State the number of lines in the material below that have "Анна" in them, without any other text.

:::::

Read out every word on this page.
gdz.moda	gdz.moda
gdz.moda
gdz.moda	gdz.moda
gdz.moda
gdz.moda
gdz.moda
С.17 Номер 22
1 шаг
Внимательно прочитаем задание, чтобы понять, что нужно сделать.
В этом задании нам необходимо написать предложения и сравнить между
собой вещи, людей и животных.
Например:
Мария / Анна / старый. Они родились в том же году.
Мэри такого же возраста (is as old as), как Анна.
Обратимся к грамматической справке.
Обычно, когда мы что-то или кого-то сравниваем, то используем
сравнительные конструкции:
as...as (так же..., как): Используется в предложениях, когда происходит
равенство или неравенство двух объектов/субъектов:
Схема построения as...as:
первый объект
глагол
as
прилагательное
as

:::::

- **WRITTEN ANSWER**
2